Task inputs:
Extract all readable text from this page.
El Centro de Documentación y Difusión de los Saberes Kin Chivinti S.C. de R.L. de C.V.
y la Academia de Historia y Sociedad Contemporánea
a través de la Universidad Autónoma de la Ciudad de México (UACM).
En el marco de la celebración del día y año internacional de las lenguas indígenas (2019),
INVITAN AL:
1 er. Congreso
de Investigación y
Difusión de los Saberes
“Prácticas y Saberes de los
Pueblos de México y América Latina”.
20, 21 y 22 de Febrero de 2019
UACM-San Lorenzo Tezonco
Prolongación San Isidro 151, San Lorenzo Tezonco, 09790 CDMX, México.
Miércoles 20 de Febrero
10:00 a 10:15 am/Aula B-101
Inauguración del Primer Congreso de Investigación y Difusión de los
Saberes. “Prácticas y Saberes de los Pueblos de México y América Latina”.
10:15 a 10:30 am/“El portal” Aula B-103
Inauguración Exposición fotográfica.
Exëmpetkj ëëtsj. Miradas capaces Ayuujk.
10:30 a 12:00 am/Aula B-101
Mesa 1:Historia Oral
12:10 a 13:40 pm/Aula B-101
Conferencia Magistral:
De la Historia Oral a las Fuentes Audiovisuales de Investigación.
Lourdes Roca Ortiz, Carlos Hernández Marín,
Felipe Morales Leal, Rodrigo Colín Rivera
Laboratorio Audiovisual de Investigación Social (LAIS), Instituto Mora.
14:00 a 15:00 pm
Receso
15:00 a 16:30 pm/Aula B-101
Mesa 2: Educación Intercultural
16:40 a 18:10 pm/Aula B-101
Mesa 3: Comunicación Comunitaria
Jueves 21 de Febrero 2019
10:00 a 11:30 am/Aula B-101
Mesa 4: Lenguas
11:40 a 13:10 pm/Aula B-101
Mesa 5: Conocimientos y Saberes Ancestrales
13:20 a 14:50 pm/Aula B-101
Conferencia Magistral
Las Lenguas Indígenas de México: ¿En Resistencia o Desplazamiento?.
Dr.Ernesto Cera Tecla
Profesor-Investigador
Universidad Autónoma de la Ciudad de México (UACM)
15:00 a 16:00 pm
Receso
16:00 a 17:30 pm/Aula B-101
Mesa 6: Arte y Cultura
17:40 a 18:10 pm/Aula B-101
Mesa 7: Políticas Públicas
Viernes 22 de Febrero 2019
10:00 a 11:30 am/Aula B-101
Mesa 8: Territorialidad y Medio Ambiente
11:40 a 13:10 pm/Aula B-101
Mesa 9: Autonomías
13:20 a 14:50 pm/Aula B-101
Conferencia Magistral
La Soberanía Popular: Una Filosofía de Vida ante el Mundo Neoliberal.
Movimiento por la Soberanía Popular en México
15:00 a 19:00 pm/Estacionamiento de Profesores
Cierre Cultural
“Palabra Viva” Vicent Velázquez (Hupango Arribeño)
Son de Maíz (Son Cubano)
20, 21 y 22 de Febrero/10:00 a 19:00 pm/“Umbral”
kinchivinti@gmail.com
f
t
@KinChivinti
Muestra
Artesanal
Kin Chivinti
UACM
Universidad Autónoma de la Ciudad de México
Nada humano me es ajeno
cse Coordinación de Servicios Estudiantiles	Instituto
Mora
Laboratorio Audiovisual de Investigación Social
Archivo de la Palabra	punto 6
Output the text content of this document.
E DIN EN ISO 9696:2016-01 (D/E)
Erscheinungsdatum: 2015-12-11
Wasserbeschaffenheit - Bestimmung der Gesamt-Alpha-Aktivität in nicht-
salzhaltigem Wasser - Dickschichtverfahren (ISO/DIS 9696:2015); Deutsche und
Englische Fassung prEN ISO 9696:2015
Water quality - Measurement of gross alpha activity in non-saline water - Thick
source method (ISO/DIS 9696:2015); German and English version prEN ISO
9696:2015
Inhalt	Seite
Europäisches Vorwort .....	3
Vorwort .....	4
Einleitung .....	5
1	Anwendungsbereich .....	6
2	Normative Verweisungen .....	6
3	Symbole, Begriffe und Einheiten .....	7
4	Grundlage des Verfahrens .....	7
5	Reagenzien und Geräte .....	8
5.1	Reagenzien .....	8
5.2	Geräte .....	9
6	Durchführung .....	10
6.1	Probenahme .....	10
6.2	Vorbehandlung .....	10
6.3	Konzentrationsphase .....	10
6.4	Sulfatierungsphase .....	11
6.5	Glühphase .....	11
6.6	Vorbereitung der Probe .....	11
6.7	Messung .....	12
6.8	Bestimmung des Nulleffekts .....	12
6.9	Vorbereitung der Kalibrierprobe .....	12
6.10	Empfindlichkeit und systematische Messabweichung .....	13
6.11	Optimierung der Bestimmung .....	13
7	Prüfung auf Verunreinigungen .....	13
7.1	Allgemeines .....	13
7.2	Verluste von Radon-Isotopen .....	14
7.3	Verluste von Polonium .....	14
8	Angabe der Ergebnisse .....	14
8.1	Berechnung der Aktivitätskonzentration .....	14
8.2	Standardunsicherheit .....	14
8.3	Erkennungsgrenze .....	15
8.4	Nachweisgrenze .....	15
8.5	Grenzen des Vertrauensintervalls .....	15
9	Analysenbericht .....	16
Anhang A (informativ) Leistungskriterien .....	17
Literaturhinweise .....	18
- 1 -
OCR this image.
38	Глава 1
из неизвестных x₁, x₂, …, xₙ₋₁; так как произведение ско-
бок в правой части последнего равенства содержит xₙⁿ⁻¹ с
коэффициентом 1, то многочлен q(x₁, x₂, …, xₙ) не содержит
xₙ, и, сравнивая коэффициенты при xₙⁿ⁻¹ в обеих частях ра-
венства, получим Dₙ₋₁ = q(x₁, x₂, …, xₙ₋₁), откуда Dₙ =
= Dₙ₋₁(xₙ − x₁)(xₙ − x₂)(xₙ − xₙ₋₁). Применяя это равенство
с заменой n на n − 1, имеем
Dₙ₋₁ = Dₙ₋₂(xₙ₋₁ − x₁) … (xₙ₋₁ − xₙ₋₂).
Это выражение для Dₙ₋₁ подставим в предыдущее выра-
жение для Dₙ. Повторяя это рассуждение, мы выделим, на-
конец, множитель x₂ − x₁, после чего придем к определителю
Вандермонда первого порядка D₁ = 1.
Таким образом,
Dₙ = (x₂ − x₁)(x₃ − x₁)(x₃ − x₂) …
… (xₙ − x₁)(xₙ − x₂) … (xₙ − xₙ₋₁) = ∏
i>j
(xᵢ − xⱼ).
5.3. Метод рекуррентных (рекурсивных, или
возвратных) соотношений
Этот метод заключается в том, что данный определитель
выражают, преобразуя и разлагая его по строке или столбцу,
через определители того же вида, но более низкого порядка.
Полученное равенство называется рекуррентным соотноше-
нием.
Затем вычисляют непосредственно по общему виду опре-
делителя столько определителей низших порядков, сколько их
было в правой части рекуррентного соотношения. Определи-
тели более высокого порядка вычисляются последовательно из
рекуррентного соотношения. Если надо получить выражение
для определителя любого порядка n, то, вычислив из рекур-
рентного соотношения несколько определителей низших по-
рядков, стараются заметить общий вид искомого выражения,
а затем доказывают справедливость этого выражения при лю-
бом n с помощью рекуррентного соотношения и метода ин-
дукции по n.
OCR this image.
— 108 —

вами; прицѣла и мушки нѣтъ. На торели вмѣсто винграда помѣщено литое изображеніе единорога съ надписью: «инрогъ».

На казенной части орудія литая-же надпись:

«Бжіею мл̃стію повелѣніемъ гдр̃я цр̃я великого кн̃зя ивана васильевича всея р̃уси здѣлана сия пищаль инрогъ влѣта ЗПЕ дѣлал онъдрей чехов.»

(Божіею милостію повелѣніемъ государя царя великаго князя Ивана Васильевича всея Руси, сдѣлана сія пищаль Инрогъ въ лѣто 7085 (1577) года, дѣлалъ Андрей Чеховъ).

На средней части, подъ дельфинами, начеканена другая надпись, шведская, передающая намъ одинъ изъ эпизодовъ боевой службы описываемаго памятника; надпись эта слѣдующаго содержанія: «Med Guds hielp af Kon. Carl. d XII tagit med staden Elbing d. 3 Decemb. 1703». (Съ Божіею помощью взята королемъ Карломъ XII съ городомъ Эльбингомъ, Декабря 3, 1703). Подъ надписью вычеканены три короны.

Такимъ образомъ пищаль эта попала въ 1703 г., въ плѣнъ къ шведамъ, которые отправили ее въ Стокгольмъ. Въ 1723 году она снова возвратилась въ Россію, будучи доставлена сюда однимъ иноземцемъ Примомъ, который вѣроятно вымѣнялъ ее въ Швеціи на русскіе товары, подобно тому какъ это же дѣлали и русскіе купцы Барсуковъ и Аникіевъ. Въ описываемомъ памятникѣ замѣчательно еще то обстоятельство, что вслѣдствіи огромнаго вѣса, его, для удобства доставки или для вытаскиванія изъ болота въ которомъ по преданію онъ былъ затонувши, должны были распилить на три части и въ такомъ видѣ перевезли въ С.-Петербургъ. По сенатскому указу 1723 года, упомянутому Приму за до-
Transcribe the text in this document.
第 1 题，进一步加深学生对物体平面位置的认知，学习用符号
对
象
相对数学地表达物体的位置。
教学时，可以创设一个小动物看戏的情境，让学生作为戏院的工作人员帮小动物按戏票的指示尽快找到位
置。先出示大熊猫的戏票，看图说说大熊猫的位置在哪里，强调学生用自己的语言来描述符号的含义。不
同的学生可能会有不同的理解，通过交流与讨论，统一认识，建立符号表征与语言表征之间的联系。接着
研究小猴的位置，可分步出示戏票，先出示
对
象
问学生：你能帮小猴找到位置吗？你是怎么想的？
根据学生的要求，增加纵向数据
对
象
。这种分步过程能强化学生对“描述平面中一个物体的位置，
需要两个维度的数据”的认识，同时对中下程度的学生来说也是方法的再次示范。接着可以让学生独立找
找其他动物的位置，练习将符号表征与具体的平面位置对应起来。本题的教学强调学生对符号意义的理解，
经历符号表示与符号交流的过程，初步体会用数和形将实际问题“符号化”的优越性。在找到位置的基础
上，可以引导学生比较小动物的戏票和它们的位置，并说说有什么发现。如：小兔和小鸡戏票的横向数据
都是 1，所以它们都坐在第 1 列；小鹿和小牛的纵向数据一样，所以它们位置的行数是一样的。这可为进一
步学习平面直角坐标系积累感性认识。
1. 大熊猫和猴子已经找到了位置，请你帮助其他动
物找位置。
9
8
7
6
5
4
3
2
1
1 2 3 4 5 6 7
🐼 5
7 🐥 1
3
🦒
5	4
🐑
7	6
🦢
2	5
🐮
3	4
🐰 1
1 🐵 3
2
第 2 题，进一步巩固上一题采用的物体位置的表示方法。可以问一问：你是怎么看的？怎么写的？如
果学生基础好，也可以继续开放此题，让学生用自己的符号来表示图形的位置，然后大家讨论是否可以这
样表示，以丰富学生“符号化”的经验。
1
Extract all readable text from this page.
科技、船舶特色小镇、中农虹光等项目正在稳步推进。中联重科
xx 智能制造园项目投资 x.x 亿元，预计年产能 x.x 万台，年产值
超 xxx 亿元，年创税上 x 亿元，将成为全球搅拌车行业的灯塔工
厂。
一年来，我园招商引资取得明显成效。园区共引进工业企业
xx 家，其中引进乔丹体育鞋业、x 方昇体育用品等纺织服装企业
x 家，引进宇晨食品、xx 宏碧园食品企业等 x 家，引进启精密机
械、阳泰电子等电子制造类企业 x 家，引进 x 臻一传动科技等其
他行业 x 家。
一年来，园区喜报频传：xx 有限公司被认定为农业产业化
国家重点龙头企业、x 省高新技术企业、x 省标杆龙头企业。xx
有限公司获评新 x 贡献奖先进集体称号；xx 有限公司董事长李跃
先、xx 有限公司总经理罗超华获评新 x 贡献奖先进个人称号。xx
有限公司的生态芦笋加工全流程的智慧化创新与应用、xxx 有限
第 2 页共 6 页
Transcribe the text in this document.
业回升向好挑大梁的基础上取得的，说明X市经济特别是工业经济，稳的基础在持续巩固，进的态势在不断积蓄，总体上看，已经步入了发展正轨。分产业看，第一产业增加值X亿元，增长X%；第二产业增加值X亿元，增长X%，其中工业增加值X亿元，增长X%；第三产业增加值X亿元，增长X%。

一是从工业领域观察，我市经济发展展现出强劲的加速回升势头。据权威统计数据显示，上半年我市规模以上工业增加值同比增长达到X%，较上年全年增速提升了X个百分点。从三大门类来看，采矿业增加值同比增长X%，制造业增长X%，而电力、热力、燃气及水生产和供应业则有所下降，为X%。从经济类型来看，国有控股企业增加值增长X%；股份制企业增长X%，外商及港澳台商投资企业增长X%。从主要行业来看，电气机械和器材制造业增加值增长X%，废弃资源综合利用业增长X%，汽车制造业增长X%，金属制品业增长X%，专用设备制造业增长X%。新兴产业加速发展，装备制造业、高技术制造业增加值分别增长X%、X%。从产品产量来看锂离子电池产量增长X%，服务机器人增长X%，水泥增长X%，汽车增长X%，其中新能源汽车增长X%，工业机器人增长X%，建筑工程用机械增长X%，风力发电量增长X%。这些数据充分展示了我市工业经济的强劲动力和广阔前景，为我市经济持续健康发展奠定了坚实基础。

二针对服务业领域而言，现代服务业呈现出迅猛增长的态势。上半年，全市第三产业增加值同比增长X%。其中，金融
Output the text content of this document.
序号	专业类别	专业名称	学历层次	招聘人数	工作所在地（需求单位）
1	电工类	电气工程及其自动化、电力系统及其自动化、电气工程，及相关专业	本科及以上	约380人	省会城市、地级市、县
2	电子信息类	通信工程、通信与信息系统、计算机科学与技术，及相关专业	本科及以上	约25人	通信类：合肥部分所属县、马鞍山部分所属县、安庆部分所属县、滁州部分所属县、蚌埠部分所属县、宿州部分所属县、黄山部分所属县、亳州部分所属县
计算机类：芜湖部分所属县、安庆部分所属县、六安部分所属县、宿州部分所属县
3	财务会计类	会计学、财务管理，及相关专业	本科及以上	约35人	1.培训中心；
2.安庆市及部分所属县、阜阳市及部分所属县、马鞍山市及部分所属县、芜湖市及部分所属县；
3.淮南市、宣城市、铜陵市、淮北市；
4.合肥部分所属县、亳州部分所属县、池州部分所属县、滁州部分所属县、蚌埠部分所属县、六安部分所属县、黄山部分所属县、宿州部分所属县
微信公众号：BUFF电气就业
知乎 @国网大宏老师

Goal:
Each line of the data that includes the word "六安部分所属县" counts once; report the total and nothing more.

Result of the exercise:
2